What is being asked → Output all the material that follows, exactly as given.

Working data →
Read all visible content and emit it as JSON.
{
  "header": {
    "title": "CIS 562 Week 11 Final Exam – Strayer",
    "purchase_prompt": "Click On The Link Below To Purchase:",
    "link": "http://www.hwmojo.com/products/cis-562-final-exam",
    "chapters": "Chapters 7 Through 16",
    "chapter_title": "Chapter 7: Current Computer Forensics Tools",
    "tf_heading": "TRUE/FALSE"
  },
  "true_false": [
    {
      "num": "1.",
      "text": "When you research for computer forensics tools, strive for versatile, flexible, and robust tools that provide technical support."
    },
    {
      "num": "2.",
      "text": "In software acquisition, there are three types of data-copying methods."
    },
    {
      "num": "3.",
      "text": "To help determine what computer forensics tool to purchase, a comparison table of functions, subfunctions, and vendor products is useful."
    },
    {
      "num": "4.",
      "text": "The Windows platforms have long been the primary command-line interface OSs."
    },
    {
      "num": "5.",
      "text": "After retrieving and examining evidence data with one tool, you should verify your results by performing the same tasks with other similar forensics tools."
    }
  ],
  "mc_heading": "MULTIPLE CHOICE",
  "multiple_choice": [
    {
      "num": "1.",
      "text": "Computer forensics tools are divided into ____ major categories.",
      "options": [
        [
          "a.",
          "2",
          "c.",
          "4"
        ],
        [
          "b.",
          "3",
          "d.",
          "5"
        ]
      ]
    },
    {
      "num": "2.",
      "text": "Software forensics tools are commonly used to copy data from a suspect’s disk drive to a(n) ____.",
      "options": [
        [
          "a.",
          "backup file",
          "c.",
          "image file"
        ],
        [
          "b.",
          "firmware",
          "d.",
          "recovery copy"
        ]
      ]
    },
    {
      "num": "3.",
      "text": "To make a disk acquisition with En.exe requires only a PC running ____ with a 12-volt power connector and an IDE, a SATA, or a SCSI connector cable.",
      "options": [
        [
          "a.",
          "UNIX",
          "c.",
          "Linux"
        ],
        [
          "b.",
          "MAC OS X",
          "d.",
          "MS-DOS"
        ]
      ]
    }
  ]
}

Task output →
Read all visible content and emit it as JSON.
{
  "header": {
    "title": "CIS 562 Week 11 Final Exam – Strayer",
    "purchase_prompt": "Click On The Link Below To Purchase:",
    "link": "http://www.hwmojo.com/products/cis-562-final-exam",
    "chapters": "Chapters 7 Through 16",
    "chapter_title": "Chapter 7: Current Computer Forensics Tools",
    "tf_heading": "TRUE/FALSE"
  },
  "true_false": [
    {
      "num": "1.",
      "text": "When you research for computer forensics tools, strive for versatile, flexible, and robust tools that provide technical support."
    },
    {
      "num": "2.",
      "text": "In software acquisition, there are three types of data-copying methods."
    },
    {
      "num": "3.",
      "text": "To help determine what computer forensics tool to purchase, a comparison table of functions, subfunctions, and vendor products is useful."
    },
    {
      "num": "4.",
      "text": "The Windows platforms have long been the primary command-line interface OSs."
    },
    {
      "num": "5.",
      "text": "After retrieving and examining evidence data with one tool, you should verify your results by performing the same tasks with other similar forensics tools."
    }
  ],
  "mc_heading": "MULTIPLE CHOICE",
  "multiple_choice": [
    {
      "num": "1.",
      "text": "Computer forensics tools are divided into ____ major categories.",
      "options": [
        [
          "a.",
          "2",
          "c.",
          "4"
        ],
        [
          "b.",
          "3",
          "d.",
          "5"
        ]
      ]
    },
    {
      "num": "2.",
      "text": "Software forensics tools are commonly used to copy data from a suspect’s disk drive to a(n) ____.",
      "options": [
        [
          "a.",
          "backup file",
          "c.",
          "image file"
        ],
        [
          "b.",
          "firmware",
          "d.",
          "recovery copy"
        ]
      ]
    },
    {
      "num": "3.",
      "text": "To make a disk acquisition with En.exe requires only a PC running ____ with a 12-volt power connector and an IDE, a SATA, or a SCSI connector cable.",
      "options": [
        [
          "a.",
          "UNIX",
          "c.",
          "Linux"
        ],
        [
          "b.",
          "MAC OS X",
          "d.",
          "MS-DOS"
        ]
      ]
    }
  ]
}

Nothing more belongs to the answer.